▸ Work to be completed
Write every record out again exactly as given.

Stored data:

▼

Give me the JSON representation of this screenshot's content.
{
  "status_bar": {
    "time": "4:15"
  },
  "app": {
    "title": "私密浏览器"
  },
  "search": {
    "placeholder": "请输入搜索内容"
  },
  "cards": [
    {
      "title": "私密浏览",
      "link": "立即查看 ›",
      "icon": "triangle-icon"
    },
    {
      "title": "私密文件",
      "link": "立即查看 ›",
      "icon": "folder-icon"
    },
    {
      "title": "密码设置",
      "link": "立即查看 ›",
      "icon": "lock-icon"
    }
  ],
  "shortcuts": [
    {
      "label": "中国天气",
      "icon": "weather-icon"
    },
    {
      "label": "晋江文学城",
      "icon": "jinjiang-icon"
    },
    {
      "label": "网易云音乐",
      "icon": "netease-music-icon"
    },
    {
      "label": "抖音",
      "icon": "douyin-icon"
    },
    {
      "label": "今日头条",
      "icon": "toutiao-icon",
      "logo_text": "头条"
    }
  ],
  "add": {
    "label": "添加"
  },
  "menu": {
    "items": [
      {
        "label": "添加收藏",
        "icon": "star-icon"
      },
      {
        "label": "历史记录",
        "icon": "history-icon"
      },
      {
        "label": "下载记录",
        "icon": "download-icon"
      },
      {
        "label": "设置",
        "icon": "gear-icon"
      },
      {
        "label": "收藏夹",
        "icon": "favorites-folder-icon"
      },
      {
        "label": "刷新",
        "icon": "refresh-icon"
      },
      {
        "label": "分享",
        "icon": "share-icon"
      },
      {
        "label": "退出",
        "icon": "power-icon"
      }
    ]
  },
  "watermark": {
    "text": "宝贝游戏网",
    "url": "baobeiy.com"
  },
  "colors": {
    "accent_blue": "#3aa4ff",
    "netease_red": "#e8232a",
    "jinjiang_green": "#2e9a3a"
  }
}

▲

▸ Result of this task
Give me the JSON representation of this screenshot's content.
{
  "status_bar": {
    "time": "4:15"
  },
  "app": {
    "title": "私密浏览器"
  },
  "search": {
    "placeholder": "请输入搜索内容"
  },
  "cards": [
    {
      "title": "私密浏览",
      "link": "立即查看 ›",
      "icon": "triangle-icon"
    },
    {
      "title": "私密文件",
      "link": "立即查看 ›",
      "icon": "folder-icon"
    },
    {
      "title": "密码设置",
      "link": "立即查看 ›",
      "icon": "lock-icon"
    }
  ],
  "shortcuts": [
    {
      "label": "中国天气",
      "icon": "weather-icon"
    },
    {
      "label": "晋江文学城",
      "icon": "jinjiang-icon"
    },
    {
      "label": "网易云音乐",
      "icon": "netease-music-icon"
    },
    {
      "label": "抖音",
      "icon": "douyin-icon"
    },
    {
      "label": "今日头条",
      "icon": "toutiao-icon",
      "logo_text": "头条"
    }
  ],
  "add": {
    "label": "添加"
  },
  "menu": {
    "items": [
      {
        "label": "添加收藏",
        "icon": "star-icon"
      },
      {
        "label": "历史记录",
        "icon": "history-icon"
      },
      {
        "label": "下载记录",
        "icon": "download-icon"
      },
      {
        "label": "设置",
        "icon": "gear-icon"
      },
      {
        "label": "收藏夹",
        "icon": "favorites-folder-icon"
      },
      {
        "label": "刷新",
        "icon": "refresh-icon"
      },
      {
        "label": "分享",
        "icon": "share-icon"
      },
      {
        "label": "退出",
        "icon": "power-icon"
      }
    ]
  },
  "watermark": {
    "text": "宝贝游戏网",
    "url": "baobeiy.com"
  },
  "colors": {
    "accent_blue": "#3aa4ff",
    "netease_red": "#e8232a",
    "jinjiang_green": "#2e9a3a"
  }
}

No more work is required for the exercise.